Aim of the task:
Write out all the data again, exactly as it stands.

The input:
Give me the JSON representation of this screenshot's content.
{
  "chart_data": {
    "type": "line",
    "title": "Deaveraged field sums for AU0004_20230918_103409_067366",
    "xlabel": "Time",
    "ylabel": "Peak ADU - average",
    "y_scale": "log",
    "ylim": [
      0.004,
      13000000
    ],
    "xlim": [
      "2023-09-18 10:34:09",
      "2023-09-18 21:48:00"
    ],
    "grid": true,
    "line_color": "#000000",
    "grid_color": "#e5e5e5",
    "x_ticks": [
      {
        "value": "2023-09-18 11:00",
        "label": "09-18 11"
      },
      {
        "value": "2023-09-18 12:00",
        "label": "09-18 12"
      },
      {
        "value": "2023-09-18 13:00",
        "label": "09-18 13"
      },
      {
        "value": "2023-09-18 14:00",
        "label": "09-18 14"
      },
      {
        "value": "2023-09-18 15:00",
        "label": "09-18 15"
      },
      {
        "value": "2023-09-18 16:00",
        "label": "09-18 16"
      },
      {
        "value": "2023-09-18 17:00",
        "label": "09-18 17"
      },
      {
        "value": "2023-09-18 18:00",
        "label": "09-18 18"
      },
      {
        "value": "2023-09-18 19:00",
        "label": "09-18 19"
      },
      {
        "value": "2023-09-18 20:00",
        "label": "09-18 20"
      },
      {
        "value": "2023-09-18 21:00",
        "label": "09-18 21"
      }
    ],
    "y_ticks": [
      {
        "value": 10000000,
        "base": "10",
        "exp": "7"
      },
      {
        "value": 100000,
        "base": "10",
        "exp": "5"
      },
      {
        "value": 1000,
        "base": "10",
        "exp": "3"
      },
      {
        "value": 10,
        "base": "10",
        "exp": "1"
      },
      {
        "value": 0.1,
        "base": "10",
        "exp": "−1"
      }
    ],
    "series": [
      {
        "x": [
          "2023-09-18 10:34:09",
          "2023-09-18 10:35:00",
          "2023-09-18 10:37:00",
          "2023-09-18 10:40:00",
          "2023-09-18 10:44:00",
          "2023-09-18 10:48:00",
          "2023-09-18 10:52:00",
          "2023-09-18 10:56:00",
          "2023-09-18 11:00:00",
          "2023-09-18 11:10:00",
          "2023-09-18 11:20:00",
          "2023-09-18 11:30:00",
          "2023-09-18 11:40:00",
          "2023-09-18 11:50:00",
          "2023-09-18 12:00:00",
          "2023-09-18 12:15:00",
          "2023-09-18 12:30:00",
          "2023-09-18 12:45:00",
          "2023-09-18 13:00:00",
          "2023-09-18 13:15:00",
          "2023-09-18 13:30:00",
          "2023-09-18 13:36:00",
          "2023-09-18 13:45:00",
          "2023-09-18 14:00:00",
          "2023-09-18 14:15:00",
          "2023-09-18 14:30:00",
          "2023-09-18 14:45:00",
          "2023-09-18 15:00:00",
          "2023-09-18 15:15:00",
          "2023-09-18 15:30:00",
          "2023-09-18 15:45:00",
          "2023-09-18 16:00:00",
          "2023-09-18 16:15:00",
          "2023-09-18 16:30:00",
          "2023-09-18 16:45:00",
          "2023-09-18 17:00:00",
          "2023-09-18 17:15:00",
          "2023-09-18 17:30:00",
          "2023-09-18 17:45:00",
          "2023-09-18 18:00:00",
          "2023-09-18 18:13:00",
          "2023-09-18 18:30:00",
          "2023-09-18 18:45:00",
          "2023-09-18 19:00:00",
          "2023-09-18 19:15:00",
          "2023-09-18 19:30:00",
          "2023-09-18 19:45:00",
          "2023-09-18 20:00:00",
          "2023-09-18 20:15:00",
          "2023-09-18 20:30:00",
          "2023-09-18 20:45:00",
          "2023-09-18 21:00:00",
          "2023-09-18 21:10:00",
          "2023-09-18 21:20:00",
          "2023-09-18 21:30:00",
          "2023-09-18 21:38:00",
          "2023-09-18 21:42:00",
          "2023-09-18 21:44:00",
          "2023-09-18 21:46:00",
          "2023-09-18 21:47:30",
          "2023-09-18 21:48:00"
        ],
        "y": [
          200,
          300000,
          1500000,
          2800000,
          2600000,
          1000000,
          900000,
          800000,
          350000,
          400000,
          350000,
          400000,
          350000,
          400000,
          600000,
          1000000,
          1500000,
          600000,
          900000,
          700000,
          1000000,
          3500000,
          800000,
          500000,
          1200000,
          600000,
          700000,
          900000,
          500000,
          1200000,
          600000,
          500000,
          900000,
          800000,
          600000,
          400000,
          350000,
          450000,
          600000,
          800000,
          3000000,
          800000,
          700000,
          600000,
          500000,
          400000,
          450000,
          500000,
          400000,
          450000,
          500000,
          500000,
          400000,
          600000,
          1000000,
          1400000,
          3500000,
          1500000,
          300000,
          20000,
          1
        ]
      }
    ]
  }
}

Exercise answer:
Give me the JSON representation of this screenshot's content.
{
  "chart_data": {
    "type": "line",
    "title": "Deaveraged field sums for AU0004_20230918_103409_067366",
    "xlabel": "Time",
    "ylabel": "Peak ADU - average",
    "y_scale": "log",
    "ylim": [
      0.004,
      13000000
    ],
    "xlim": [
      "2023-09-18 10:34:09",
      "2023-09-18 21:48:00"
    ],
    "grid": true,
    "line_color": "#000000",
    "grid_color": "#e5e5e5",
    "x_ticks": [
      {
        "value": "2023-09-18 11:00",
        "label": "09-18 11"
      },
      {
        "value": "2023-09-18 12:00",
        "label": "09-18 12"
      },
      {
        "value": "2023-09-18 13:00",
        "label": "09-18 13"
      },
      {
        "value": "2023-09-18 14:00",
        "label": "09-18 14"
      },
      {
        "value": "2023-09-18 15:00",
        "label": "09-18 15"
      },
      {
        "value": "2023-09-18 16:00",
        "label": "09-18 16"
      },
      {
        "value": "2023-09-18 17:00",
        "label": "09-18 17"
      },
      {
        "value": "2023-09-18 18:00",
        "label": "09-18 18"
      },
      {
        "value": "2023-09-18 19:00",
        "label": "09-18 19"
      },
      {
        "value": "2023-09-18 20:00",
        "label": "09-18 20"
      },
      {
        "value": "2023-09-18 21:00",
        "label": "09-18 21"
      }
    ],
    "y_ticks": [
      {
        "value": 10000000,
        "base": "10",
        "exp": "7"
      },
      {
        "value": 100000,
        "base": "10",
        "exp": "5"
      },
      {
        "value": 1000,
        "base": "10",
        "exp": "3"
      },
      {
        "value": 10,
        "base": "10",
        "exp": "1"
      },
      {
        "value": 0.1,
        "base": "10",
        "exp": "−1"
      }
    ],
    "series": [
      {
        "x": [
          "2023-09-18 10:34:09",
          "2023-09-18 10:35:00",
          "2023-09-18 10:37:00",
          "2023-09-18 10:40:00",
          "2023-09-18 10:44:00",
          "2023-09-18 10:48:00",
          "2023-09-18 10:52:00",
          "2023-09-18 10:56:00",
          "2023-09-18 11:00:00",
          "2023-09-18 11:10:00",
          "2023-09-18 11:20:00",
          "2023-09-18 11:30:00",
          "2023-09-18 11:40:00",
          "2023-09-18 11:50:00",
          "2023-09-18 12:00:00",
          "2023-09-18 12:15:00",
          "2023-09-18 12:30:00",
          "2023-09-18 12:45:00",
          "2023-09-18 13:00:00",
          "2023-09-18 13:15:00",
          "2023-09-18 13:30:00",
          "2023-09-18 13:36:00",
          "2023-09-18 13:45:00",
          "2023-09-18 14:00:00",
          "2023-09-18 14:15:00",
          "2023-09-18 14:30:00",
          "2023-09-18 14:45:00",
          "2023-09-18 15:00:00",
          "2023-09-18 15:15:00",
          "2023-09-18 15:30:00",
          "2023-09-18 15:45:00",
          "2023-09-18 16:00:00",
          "2023-09-18 16:15:00",
          "2023-09-18 16:30:00",
          "2023-09-18 16:45:00",
          "2023-09-18 17:00:00",
          "2023-09-18 17:15:00",
          "2023-09-18 17:30:00",
          "2023-09-18 17:45:00",
          "2023-09-18 18:00:00",
          "2023-09-18 18:13:00",
          "2023-09-18 18:30:00",
          "2023-09-18 18:45:00",
          "2023-09-18 19:00:00",
          "2023-09-18 19:15:00",
          "2023-09-18 19:30:00",
          "2023-09-18 19:45:00",
          "2023-09-18 20:00:00",
          "2023-09-18 20:15:00",
          "2023-09-18 20:30:00",
          "2023-09-18 20:45:00",
          "2023-09-18 21:00:00",
          "2023-09-18 21:10:00",
          "2023-09-18 21:20:00",
          "2023-09-18 21:30:00",
          "2023-09-18 21:38:00",
          "2023-09-18 21:42:00",
          "2023-09-18 21:44:00",
          "2023-09-18 21:46:00",
          "2023-09-18 21:47:30",
          "2023-09-18 21:48:00"
        ],
        "y": [
          200,
          300000,
          1500000,
          2800000,
          2600000,
          1000000,
          900000,
          800000,
          350000,
          400000,
          350000,
          400000,
          350000,
          400000,
          600000,
          1000000,
          1500000,
          600000,
          900000,
          700000,
          1000000,
          3500000,
          800000,
          500000,
          1200000,
          600000,
          700000,
          900000,
          500000,
          1200000,
          600000,
          500000,
          900000,
          800000,
          600000,
          400000,
          350000,
          450000,
          600000,
          800000,
          3000000,
          800000,
          700000,
          600000,
          500000,
          400000,
          450000,
          500000,
          400000,
          450000,
          500000,
          500000,
          400000,
          600000,
          1000000,
          1400000,
          3500000,
          1500000,
          300000,
          20000,
          1
        ]
      }
    ]
  }
}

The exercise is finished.